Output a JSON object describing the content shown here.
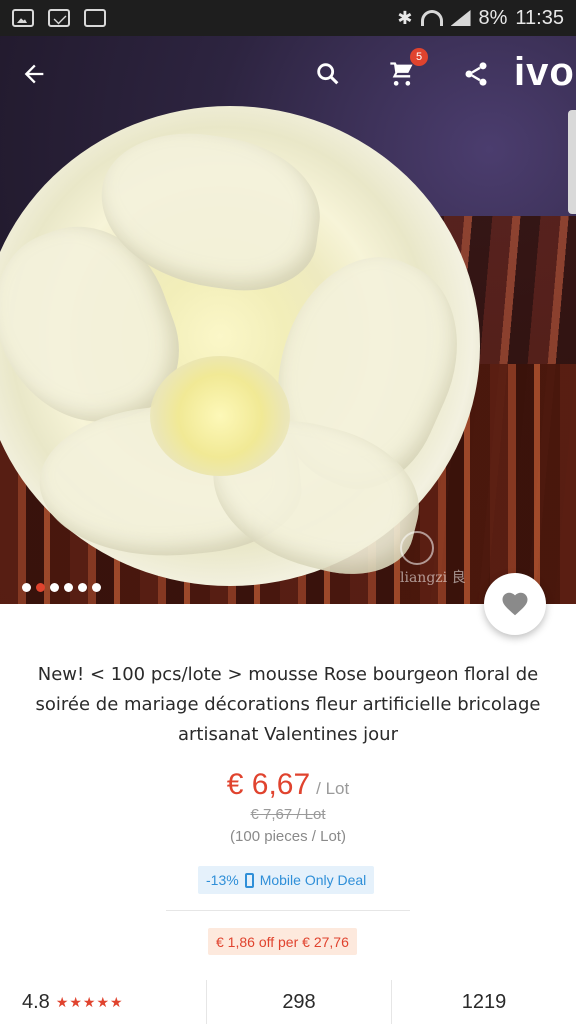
{
  "status_bar": {
    "battery": "8%",
    "time": "11:35",
    "icons": [
      "image-icon",
      "mail-icon",
      "screenshot-icon",
      "bluetooth-icon",
      "wifi-icon",
      "signal-icon"
    ]
  },
  "toolbar": {
    "cart_count": "5",
    "brand_partial": "ivo",
    "icons": [
      "back-arrow-icon",
      "search-icon",
      "cart-icon",
      "share-icon"
    ]
  },
  "gallery": {
    "total_images": 6,
    "active_index": 1,
    "watermark": "liangzi 良"
  },
  "product": {
    "title": "New! < 100 pcs/lote > mousse Rose bourgeon floral de soirée de mariage décorations fleur artificielle bricolage artisanat Valentines jour",
    "price": "€ 6,67",
    "price_unit": "/ Lot",
    "old_price": "€ 7,67 / Lot",
    "pieces": "(100 pieces / Lot)",
    "deal_discount": "-13%",
    "deal_label": "Mobile Only Deal",
    "coupon": "€ 1,86 off per € 27,76"
  },
  "stats": {
    "rating": "4.8",
    "stars": "★★★★★",
    "stars_count": 5,
    "reviews": "298",
    "orders": "1219"
  },
  "colors": {
    "accent": "#e0432e",
    "deal_blue": "#2f8fd8",
    "deal_bg": "#e5f1fb",
    "coupon_bg": "#fde9dd"
  }
}
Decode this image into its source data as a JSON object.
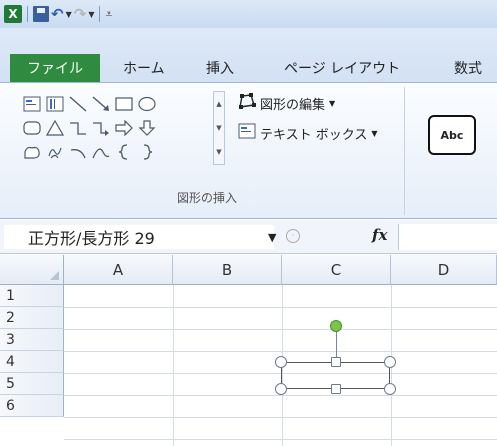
{
  "qat": {
    "app_icon": "X",
    "save_icon": "save-icon",
    "undo_icon": "undo-icon",
    "redo_icon": "redo-icon",
    "customize_icon": "customize-icon"
  },
  "tabs": {
    "file": "ファイル",
    "home": "ホーム",
    "insert": "挿入",
    "page_layout": "ページ レイアウト",
    "formulas": "数式"
  },
  "ribbon": {
    "edit_shape": "図形の編集",
    "text_box": "テキスト ボックス",
    "group_label": "図形の挿入",
    "style_sample": "Abc"
  },
  "formula_bar": {
    "name_box": "正方形/長方形 29",
    "fx": "fx"
  },
  "sheet": {
    "columns": [
      "A",
      "B",
      "C",
      "D"
    ],
    "rows": [
      "1",
      "2",
      "3",
      "4",
      "5",
      "6"
    ]
  },
  "colors": {
    "file_tab": "#2e8b3f",
    "rotation_handle": "#77c84a"
  }
}
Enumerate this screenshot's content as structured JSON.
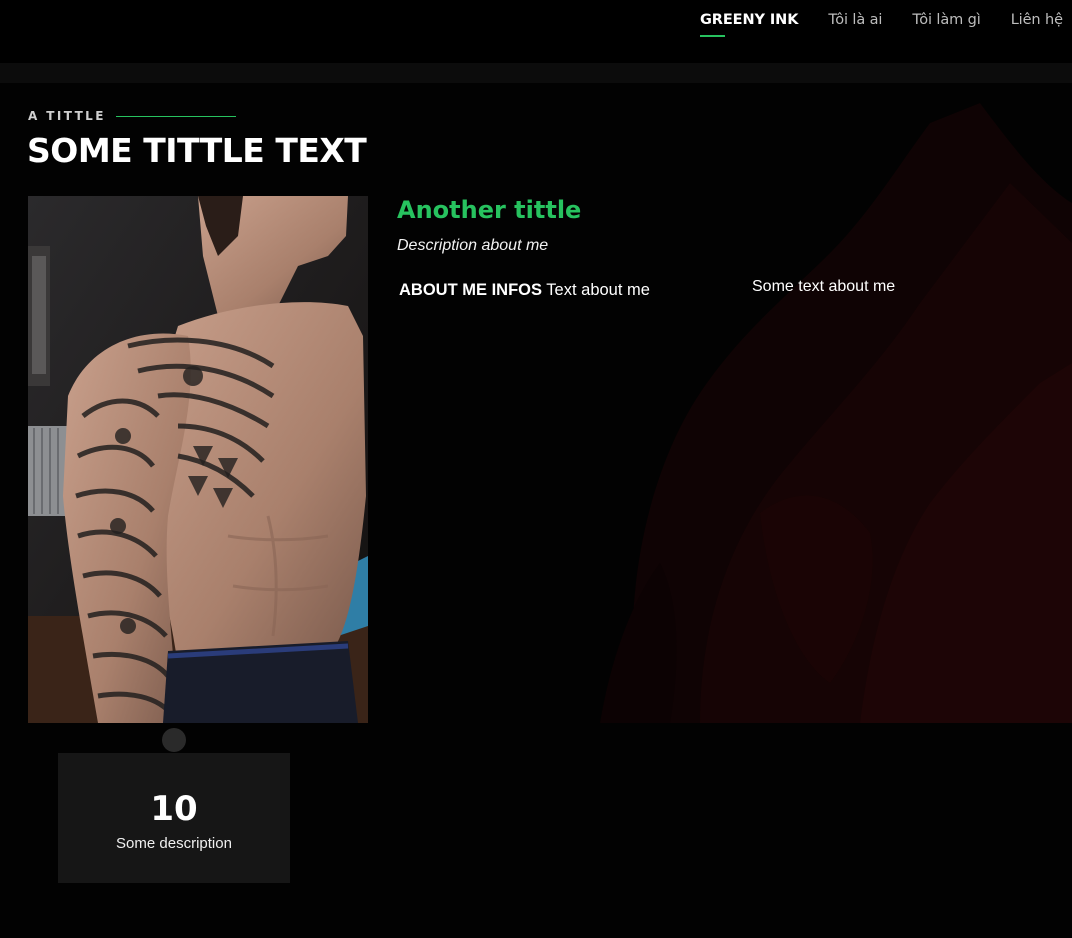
{
  "nav": {
    "items": [
      {
        "label": "GREENY INK",
        "active": true
      },
      {
        "label": "Tôi là ai",
        "active": false
      },
      {
        "label": "Tôi làm gì",
        "active": false
      },
      {
        "label": "Liên hệ",
        "active": false
      }
    ]
  },
  "section": {
    "eyebrow": "A TITTLE",
    "title": "SOME TITTLE TEXT"
  },
  "about": {
    "title": "Another tittle",
    "description": "Description about me",
    "infos_label": "ABOUT ME INFOS",
    "infos_text": "Text about me",
    "side_text": "Some text about me"
  },
  "counter": {
    "value": "10",
    "label": "Some description"
  },
  "colors": {
    "accent": "#27c25f",
    "background": "#020202",
    "card": "#161616"
  }
}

::::

● What the task asks: Print the entries above exactly, taking out only the pictures.

● Solution to this exercise:
Output a JSON object describing the content shown here.
{
  "status_bar": {
    "battery": "8%",
    "time": "11:35",
    "icons": [
      "image-icon",
      "mail-icon",
      "screenshot-icon",
      "bluetooth-icon",
      "wifi-icon",
      "signal-icon"
    ]
  },
  "toolbar": {
    "cart_count": "5",
    "brand_partial": "ivo",
    "icons": [
      "back-arrow-icon",
      "search-icon",
      "cart-icon",
      "share-icon"
    ]
  },
  "gallery": {
    "total_images": 6,
    "active_index": 1,
    "watermark": "liangzi 良"
  },
  "product": {
    "title": "New! < 100 pcs/lote > mousse Rose bourgeon floral de soirée de mariage décorations fleur artificielle bricolage artisanat Valentines jour",
    "price": "€ 6,67",
    "price_unit": "/ Lot",
    "old_price": "€ 7,67 / Lot",
    "pieces": "(100 pieces / Lot)",
    "deal_discount": "-13%",
    "deal_label": "Mobile Only Deal",
    "coupon": "€ 1,86 off per € 27,76"
  },
  "stats": {
    "rating": "4.8",
    "stars": "★★★★★",
    "stars_count": 5,
    "reviews": "298",
    "orders": "1219"
  },
  "colors": {
    "accent": "#e0432e",
    "deal_blue": "#2f8fd8",
    "deal_bg": "#e5f1fb",
    "coupon_bg": "#fde9dd"
  }
}
Decode this image into its source data as a JSON object.
{
  "qat": {
    "app_icon": "X",
    "save_icon": "save-icon",
    "undo_icon": "undo-icon",
    "redo_icon": "redo-icon",
    "customize_icon": "customize-icon"
  },
  "tabs": {
    "file": "ファイル",
    "home": "ホーム",
    "insert": "挿入",
    "page_layout": "ページ レイアウト",
    "formulas": "数式"
  },
  "ribbon": {
    "edit_shape": "図形の編集",
    "text_box": "テキスト ボックス",
    "group_label": "図形の挿入",
    "style_sample": "Abc"
  },
  "formula_bar": {
    "name_box": "正方形/長方形 29",
    "fx": "fx"
  },
  "sheet": {
    "columns": [
      "A",
      "B",
      "C",
      "D"
    ],
    "rows": [
      "1",
      "2",
      "3",
      "4",
      "5",
      "6"
    ]
  },
  "colors": {
    "file_tab": "#2e8b3f",
    "rotation_handle": "#77c84a"
  }
}
Enumerate this screenshot's content as structured JSON.
{
  "nav": {
    "items": [
      {
        "label": "GREENY INK",
        "active": true
      },
      {
        "label": "Tôi là ai",
        "active": false
      },
      {
        "label": "Tôi làm gì",
        "active": false
      },
      {
        "label": "Liên hệ",
        "active": false
      }
    ]
  },
  "section": {
    "eyebrow": "A TITTLE",
    "title": "SOME TITTLE TEXT"
  },
  "about": {
    "title": "Another tittle",
    "description": "Description about me",
    "infos_label": "ABOUT ME INFOS",
    "infos_text": "Text about me",
    "side_text": "Some text about me"
  },
  "counter": {
    "value": "10",
    "label": "Some description"
  },
  "colors": {
    "accent": "#27c25f",
    "background": "#020202",
    "card": "#161616"
  }
}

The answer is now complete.